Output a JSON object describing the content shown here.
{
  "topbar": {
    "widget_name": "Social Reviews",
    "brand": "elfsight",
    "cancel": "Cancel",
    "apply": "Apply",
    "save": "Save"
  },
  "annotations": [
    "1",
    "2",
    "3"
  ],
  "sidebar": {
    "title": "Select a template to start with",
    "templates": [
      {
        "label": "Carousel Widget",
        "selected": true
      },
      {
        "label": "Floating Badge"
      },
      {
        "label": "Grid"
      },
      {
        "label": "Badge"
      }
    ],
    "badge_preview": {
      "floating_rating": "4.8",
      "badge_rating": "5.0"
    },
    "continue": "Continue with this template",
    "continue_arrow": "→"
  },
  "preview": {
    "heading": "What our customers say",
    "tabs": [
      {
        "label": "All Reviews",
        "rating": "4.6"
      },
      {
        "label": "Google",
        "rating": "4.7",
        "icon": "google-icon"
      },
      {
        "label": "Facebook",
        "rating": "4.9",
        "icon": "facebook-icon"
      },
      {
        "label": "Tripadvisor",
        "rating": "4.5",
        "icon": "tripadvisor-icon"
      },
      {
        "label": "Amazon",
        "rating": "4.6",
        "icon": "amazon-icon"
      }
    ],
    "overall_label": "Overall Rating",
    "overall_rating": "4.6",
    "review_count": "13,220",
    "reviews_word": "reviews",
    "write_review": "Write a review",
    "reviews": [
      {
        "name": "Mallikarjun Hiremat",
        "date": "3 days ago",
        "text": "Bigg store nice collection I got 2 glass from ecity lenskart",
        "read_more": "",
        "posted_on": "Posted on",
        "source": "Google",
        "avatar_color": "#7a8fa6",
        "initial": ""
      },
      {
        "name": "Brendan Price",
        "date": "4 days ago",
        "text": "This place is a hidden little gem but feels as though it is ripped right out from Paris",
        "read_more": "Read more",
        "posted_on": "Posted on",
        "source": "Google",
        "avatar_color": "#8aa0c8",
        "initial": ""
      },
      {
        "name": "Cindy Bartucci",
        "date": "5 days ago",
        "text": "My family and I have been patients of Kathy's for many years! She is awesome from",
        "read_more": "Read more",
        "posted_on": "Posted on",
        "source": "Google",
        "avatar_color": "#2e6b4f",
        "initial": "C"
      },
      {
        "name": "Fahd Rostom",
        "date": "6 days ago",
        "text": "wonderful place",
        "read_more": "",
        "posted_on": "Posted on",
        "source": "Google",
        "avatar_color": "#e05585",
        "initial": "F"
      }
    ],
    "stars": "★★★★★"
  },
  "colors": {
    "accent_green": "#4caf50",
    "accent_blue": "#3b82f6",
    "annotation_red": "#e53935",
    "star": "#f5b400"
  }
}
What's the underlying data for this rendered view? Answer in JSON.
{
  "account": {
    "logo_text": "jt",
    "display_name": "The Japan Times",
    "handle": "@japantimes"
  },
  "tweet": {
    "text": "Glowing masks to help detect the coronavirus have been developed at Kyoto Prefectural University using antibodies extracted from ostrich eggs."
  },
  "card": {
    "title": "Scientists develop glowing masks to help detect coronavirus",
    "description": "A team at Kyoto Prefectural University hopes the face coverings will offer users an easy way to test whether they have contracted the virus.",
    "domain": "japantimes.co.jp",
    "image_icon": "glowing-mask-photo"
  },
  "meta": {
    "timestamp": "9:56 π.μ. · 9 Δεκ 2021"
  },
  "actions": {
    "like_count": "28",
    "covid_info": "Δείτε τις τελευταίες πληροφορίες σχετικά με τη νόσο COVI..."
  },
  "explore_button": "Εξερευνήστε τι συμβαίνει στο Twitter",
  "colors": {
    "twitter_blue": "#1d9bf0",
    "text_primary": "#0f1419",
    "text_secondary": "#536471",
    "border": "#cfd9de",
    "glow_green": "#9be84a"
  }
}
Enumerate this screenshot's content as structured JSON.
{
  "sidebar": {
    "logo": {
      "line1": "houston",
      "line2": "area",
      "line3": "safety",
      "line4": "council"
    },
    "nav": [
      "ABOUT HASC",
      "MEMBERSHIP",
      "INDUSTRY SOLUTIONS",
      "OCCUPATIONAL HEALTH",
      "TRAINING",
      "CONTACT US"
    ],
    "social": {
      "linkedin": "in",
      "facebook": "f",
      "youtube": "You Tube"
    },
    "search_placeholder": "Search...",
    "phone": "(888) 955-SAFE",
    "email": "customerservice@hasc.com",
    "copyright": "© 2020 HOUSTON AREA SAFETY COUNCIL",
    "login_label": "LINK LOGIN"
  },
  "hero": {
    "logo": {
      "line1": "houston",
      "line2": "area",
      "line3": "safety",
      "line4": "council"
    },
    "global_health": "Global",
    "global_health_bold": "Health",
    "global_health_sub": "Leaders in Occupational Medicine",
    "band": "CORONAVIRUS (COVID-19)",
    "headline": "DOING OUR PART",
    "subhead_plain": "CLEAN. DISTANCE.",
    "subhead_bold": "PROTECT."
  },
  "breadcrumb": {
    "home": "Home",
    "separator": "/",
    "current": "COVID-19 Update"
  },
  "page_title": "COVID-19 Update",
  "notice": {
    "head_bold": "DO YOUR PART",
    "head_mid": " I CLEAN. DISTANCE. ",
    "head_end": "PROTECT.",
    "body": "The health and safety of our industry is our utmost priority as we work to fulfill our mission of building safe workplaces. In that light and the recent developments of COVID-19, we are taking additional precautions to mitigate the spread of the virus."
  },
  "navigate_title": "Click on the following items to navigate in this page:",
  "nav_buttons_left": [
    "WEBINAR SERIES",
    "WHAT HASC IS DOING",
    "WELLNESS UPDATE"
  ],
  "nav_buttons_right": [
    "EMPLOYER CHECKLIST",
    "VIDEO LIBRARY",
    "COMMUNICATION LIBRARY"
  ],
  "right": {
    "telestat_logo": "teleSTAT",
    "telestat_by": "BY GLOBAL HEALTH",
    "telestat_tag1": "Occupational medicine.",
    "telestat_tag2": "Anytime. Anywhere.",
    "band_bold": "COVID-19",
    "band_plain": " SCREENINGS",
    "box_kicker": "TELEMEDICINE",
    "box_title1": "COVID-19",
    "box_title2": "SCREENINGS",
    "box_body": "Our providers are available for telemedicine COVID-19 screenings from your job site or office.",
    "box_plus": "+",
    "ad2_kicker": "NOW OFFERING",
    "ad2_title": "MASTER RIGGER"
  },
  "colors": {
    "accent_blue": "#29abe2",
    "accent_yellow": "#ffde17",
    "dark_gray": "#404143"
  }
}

__________________________________________________

__Action item__
Please transcribe the data shown above in full, exactly as it stands.

__Written answer__
Output a JSON object describing the content shown here.
{
  "topbar": {
    "widget_name": "Social Reviews",
    "brand": "elfsight",
    "cancel": "Cancel",
    "apply": "Apply",
    "save": "Save"
  },
  "annotations": [
    "1",
    "2",
    "3"
  ],
  "sidebar": {
    "title": "Select a template to start with",
    "templates": [
      {
        "label": "Carousel Widget",
        "selected": true
      },
      {
        "label": "Floating Badge"
      },
      {
        "label": "Grid"
      },
      {
        "label": "Badge"
      }
    ],
    "badge_preview": {
      "floating_rating": "4.8",
      "badge_rating": "5.0"
    },
    "continue": "Continue with this template",
    "continue_arrow": "→"
  },
  "preview": {
    "heading": "What our customers say",
    "tabs": [
      {
        "label": "All Reviews",
        "rating": "4.6"
      },
      {
        "label": "Google",
        "rating": "4.7",
        "icon": "google-icon"
      },
      {
        "label": "Facebook",
        "rating": "4.9",
        "icon": "facebook-icon"
      },
      {
        "label": "Tripadvisor",
        "rating": "4.5",
        "icon": "tripadvisor-icon"
      },
      {
        "label": "Amazon",
        "rating": "4.6",
        "icon": "amazon-icon"
      }
    ],
    "overall_label": "Overall Rating",
    "overall_rating": "4.6",
    "review_count": "13,220",
    "reviews_word": "reviews",
    "write_review": "Write a review",
    "reviews": [
      {
        "name": "Mallikarjun Hiremat",
        "date": "3 days ago",
        "text": "Bigg store nice collection I got 2 glass from ecity lenskart",
        "read_more": "",
        "posted_on": "Posted on",
        "source": "Google",
        "avatar_color": "#7a8fa6",
        "initial": ""
      },
      {
        "name": "Brendan Price",
        "date": "4 days ago",
        "text": "This place is a hidden little gem but feels as though it is ripped right out from Paris",
        "read_more": "Read more",
        "posted_on": "Posted on",
        "source": "Google",
        "avatar_color": "#8aa0c8",
        "initial": ""
      },
      {
        "name": "Cindy Bartucci",
        "date": "5 days ago",
        "text": "My family and I have been patients of Kathy's for many years! She is awesome from",
        "read_more": "Read more",
        "posted_on": "Posted on",
        "source": "Google",
        "avatar_color": "#2e6b4f",
        "initial": "C"
      },
      {
        "name": "Fahd Rostom",
        "date": "6 days ago",
        "text": "wonderful place",
        "read_more": "",
        "posted_on": "Posted on",
        "source": "Google",
        "avatar_color": "#e05585",
        "initial": "F"
      }
    ],
    "stars": "★★★★★"
  },
  "colors": {
    "accent_green": "#4caf50",
    "accent_blue": "#3b82f6",
    "annotation_red": "#e53935",
    "star": "#f5b400"
  }
}
What's the underlying data for this rendered view? Answer in JSON.
{
  "account": {
    "logo_text": "jt",
    "display_name": "The Japan Times",
    "handle": "@japantimes"
  },
  "tweet": {
    "text": "Glowing masks to help detect the coronavirus have been developed at Kyoto Prefectural University using antibodies extracted from ostrich eggs."
  },
  "card": {
    "title": "Scientists develop glowing masks to help detect coronavirus",
    "description": "A team at Kyoto Prefectural University hopes the face coverings will offer users an easy way to test whether they have contracted the virus.",
    "domain": "japantimes.co.jp",
    "image_icon": "glowing-mask-photo"
  },
  "meta": {
    "timestamp": "9:56 π.μ. · 9 Δεκ 2021"
  },
  "actions": {
    "like_count": "28",
    "covid_info": "Δείτε τις τελευταίες πληροφορίες σχετικά με τη νόσο COVI..."
  },
  "explore_button": "Εξερευνήστε τι συμβαίνει στο Twitter",
  "colors": {
    "twitter_blue": "#1d9bf0",
    "text_primary": "#0f1419",
    "text_secondary": "#536471",
    "border": "#cfd9de",
    "glow_green": "#9be84a"
  }
}
Enumerate this screenshot's content as structured JSON.
{
  "sidebar": {
    "logo": {
      "line1": "houston",
      "line2": "area",
      "line3": "safety",
      "line4": "council"
    },
    "nav": [
      "ABOUT HASC",
      "MEMBERSHIP",
      "INDUSTRY SOLUTIONS",
      "OCCUPATIONAL HEALTH",
      "TRAINING",
      "CONTACT US"
    ],
    "social": {
      "linkedin": "in",
      "facebook": "f",
      "youtube": "You Tube"
    },
    "search_placeholder": "Search...",
    "phone": "(888) 955-SAFE",
    "email": "customerservice@hasc.com",
    "copyright": "© 2020 HOUSTON AREA SAFETY COUNCIL",
    "login_label": "LINK LOGIN"
  },
  "hero": {
    "logo": {
      "line1": "houston",
      "line2": "area",
      "line3": "safety",
      "line4": "council"
    },
    "global_health": "Global",
    "global_health_bold": "Health",
    "global_health_sub": "Leaders in Occupational Medicine",
    "band": "CORONAVIRUS (COVID-19)",
    "headline": "DOING OUR PART",
    "subhead_plain": "CLEAN. DISTANCE.",
    "subhead_bold": "PROTECT."
  },
  "breadcrumb": {
    "home": "Home",
    "separator": "/",
    "current": "COVID-19 Update"
  },
  "page_title": "COVID-19 Update",
  "notice": {
    "head_bold": "DO YOUR PART",
    "head_mid": " I CLEAN. DISTANCE. ",
    "head_end": "PROTECT.",
    "body": "The health and safety of our industry is our utmost priority as we work to fulfill our mission of building safe workplaces. In that light and the recent developments of COVID-19, we are taking additional precautions to mitigate the spread of the virus."
  },
  "navigate_title": "Click on the following items to navigate in this page:",
  "nav_buttons_left": [
    "WEBINAR SERIES",
    "WHAT HASC IS DOING",
    "WELLNESS UPDATE"
  ],
  "nav_buttons_right": [
    "EMPLOYER CHECKLIST",
    "VIDEO LIBRARY",
    "COMMUNICATION LIBRARY"
  ],
  "right": {
    "telestat_logo": "teleSTAT",
    "telestat_by": "BY GLOBAL HEALTH",
    "telestat_tag1": "Occupational medicine.",
    "telestat_tag2": "Anytime. Anywhere.",
    "band_bold": "COVID-19",
    "band_plain": " SCREENINGS",
    "box_kicker": "TELEMEDICINE",
    "box_title1": "COVID-19",
    "box_title2": "SCREENINGS",
    "box_body": "Our providers are available for telemedicine COVID-19 screenings from your job site or office.",
    "box_plus": "+",
    "ad2_kicker": "NOW OFFERING",
    "ad2_title": "MASTER RIGGER"
  },
  "colors": {
    "accent_blue": "#29abe2",
    "accent_yellow": "#ffde17",
    "dark_gray": "#404143"
  }
}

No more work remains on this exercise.